■ Task to complete ■
Each line that includes the word "Mesué" counts once; give the total and nothing more.

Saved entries
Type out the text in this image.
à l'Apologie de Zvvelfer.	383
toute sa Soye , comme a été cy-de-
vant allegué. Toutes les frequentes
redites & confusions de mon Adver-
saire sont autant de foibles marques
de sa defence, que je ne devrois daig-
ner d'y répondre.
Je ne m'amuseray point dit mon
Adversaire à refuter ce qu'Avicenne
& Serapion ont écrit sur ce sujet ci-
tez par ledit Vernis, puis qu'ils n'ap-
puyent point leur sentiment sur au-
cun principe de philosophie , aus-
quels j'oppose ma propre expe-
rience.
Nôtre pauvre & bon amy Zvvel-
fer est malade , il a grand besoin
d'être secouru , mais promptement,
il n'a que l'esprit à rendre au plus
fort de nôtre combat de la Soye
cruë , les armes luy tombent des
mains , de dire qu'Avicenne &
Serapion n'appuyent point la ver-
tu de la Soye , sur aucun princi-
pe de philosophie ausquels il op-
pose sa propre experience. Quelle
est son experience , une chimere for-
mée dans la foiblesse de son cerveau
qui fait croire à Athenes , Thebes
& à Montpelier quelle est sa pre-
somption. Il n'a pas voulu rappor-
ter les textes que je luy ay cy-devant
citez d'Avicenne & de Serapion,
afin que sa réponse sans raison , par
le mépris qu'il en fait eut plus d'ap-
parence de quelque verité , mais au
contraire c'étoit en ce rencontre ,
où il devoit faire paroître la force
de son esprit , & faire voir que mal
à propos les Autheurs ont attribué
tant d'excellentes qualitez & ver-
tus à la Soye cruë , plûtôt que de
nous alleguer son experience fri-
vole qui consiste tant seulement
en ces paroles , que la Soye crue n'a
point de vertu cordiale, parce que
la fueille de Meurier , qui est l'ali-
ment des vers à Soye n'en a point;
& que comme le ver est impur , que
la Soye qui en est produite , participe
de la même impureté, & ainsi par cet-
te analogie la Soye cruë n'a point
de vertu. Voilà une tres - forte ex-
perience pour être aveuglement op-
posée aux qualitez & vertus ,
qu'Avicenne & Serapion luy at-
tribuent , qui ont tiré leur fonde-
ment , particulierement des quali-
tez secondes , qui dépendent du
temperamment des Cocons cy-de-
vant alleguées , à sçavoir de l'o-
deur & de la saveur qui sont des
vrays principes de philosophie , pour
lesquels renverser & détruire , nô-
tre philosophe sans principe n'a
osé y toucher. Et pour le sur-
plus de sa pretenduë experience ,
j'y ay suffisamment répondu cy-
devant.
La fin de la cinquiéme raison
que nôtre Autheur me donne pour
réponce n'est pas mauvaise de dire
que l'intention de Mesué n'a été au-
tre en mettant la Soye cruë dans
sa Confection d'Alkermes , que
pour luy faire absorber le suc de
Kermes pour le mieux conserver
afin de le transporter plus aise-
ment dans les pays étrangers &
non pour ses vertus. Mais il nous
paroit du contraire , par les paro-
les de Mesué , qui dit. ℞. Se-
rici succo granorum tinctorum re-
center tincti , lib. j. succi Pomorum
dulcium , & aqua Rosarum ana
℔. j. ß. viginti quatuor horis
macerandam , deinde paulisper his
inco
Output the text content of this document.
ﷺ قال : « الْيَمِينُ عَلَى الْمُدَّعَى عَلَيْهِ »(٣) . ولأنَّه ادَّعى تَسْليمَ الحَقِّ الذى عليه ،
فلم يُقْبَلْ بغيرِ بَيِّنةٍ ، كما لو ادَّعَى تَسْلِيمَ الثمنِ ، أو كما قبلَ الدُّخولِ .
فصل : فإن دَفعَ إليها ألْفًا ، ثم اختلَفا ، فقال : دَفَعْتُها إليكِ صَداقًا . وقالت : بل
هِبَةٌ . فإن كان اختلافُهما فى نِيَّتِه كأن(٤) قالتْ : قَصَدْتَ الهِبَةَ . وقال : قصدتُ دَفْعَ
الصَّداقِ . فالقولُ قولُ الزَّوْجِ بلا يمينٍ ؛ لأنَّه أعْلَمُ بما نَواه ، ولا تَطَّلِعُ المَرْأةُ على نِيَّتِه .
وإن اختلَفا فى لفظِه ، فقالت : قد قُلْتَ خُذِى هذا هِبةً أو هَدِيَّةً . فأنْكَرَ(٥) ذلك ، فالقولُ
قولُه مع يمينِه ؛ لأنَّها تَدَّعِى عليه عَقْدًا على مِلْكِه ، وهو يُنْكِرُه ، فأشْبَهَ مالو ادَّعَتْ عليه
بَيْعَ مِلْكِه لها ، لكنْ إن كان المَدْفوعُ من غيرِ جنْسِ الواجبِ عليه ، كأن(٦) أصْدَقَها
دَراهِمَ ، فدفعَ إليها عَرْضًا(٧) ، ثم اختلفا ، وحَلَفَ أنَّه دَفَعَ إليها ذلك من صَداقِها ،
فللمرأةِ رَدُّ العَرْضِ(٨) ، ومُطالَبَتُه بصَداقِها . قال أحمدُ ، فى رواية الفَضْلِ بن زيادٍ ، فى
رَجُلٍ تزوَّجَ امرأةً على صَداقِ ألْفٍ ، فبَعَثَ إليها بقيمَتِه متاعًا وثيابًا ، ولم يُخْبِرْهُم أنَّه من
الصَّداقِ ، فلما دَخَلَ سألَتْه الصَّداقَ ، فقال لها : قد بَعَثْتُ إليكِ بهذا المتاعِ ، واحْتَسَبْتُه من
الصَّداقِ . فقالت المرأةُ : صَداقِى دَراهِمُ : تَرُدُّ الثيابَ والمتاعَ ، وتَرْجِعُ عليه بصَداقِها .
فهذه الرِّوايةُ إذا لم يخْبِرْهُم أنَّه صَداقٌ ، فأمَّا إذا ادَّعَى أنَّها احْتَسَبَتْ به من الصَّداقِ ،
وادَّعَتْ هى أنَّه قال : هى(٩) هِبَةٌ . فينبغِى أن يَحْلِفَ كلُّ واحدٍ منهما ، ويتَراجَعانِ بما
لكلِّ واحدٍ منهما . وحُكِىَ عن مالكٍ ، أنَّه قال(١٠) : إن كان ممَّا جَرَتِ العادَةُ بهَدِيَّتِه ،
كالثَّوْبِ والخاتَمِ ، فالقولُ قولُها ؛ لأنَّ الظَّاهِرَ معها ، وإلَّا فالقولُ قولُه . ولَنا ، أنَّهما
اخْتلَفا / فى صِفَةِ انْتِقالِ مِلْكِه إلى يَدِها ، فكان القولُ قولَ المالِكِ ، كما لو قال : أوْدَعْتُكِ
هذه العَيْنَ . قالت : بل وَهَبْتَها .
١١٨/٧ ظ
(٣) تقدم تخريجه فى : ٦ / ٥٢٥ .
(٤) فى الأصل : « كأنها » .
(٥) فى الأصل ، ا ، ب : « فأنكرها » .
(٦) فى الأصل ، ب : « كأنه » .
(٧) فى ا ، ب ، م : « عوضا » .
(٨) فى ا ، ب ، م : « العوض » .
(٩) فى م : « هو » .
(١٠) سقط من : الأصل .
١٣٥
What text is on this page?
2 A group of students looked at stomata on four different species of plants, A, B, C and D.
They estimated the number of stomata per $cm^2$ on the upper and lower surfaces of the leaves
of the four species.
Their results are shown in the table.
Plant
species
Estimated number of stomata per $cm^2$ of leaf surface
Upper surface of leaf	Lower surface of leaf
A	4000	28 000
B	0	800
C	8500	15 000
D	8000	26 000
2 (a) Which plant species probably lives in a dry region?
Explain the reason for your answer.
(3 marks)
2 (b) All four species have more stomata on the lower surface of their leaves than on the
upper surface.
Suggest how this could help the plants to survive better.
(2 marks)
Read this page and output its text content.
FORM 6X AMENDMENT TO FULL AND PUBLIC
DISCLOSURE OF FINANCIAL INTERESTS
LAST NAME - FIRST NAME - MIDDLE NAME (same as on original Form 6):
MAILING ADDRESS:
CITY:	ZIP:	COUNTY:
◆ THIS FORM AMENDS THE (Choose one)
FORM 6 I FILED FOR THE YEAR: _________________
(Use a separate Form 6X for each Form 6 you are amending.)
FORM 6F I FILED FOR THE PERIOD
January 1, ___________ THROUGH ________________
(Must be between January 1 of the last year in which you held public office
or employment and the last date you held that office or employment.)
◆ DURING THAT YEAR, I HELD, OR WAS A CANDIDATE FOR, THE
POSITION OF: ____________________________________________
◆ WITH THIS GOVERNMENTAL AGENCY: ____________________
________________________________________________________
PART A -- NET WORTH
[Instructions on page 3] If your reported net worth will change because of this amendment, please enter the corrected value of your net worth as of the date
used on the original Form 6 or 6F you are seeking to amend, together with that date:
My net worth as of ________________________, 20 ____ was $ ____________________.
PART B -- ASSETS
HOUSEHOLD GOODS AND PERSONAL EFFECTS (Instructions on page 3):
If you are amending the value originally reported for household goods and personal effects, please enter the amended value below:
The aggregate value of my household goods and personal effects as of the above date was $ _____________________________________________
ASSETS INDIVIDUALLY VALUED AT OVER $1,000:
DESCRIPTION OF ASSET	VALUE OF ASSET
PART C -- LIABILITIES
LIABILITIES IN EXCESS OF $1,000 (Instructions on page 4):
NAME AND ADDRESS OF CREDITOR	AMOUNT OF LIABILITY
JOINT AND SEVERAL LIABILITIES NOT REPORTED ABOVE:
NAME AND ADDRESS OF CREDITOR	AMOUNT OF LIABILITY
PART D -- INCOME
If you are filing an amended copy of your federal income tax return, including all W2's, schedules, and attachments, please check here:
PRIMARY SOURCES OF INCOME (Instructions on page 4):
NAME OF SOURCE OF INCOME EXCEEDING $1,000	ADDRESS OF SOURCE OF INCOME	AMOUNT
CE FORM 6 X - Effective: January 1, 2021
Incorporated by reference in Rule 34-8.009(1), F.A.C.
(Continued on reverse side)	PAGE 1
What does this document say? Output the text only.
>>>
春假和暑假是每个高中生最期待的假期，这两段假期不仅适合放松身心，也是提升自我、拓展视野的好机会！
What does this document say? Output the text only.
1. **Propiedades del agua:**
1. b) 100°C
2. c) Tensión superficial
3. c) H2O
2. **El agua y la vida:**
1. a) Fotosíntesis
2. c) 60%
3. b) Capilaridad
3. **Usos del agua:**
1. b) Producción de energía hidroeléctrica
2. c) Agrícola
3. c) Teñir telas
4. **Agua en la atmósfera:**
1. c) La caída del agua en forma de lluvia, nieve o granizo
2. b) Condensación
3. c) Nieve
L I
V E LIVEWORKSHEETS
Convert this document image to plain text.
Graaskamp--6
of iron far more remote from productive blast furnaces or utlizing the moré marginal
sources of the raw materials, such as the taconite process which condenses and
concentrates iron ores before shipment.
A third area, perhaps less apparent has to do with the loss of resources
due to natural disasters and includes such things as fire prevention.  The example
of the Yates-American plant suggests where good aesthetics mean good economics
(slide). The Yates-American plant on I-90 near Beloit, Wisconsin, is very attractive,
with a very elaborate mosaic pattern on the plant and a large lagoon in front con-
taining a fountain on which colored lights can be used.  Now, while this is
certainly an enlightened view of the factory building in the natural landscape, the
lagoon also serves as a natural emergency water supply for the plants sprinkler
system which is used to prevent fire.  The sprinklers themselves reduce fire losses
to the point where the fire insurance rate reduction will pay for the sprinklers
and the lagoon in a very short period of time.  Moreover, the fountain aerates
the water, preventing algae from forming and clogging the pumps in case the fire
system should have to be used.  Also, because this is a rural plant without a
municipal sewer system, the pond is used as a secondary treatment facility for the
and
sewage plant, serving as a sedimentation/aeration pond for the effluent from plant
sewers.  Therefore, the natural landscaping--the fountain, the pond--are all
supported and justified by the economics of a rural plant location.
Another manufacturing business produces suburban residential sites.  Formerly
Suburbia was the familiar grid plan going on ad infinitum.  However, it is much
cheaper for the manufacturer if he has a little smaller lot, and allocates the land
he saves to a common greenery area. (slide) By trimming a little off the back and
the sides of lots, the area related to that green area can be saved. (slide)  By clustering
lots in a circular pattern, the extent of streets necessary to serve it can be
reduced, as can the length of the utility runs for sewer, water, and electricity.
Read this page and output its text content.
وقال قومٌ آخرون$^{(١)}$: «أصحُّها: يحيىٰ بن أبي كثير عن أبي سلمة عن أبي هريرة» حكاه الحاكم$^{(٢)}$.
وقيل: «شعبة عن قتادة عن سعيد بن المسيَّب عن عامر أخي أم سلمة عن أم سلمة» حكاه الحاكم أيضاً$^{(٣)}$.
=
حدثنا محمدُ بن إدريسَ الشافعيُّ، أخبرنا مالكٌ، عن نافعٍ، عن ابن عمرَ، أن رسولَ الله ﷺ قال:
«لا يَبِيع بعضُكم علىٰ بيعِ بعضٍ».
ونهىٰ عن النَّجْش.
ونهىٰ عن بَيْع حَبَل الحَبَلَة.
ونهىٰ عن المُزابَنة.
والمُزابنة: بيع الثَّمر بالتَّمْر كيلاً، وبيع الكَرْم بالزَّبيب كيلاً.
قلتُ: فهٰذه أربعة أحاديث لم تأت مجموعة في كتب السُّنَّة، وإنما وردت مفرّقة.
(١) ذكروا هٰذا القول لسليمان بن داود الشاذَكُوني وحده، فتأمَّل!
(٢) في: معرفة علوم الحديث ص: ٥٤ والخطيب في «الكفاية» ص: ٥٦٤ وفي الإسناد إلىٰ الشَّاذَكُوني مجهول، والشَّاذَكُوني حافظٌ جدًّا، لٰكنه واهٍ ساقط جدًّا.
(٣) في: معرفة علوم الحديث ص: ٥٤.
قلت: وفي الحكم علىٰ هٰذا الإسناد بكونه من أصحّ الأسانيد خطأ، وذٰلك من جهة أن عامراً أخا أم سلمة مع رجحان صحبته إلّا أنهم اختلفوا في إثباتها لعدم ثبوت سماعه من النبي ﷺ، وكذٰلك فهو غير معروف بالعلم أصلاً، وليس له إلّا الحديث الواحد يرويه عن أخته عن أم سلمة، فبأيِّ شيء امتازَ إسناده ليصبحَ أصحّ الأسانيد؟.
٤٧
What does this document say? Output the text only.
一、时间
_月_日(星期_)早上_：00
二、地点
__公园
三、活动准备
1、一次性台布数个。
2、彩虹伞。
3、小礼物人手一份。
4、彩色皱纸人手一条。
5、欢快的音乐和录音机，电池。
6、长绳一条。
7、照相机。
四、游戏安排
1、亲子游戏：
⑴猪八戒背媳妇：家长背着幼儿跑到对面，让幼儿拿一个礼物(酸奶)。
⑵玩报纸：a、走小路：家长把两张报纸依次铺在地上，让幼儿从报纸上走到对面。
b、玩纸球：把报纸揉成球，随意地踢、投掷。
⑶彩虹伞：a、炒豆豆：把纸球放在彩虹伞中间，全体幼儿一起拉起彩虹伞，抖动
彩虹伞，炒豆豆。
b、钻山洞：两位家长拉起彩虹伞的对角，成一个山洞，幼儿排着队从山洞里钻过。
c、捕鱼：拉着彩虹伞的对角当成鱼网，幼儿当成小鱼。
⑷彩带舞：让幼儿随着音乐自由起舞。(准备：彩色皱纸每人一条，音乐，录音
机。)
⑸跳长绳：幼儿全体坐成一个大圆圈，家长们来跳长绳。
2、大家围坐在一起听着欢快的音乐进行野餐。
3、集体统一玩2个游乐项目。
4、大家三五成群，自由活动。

■ Reply to the exercise ■
2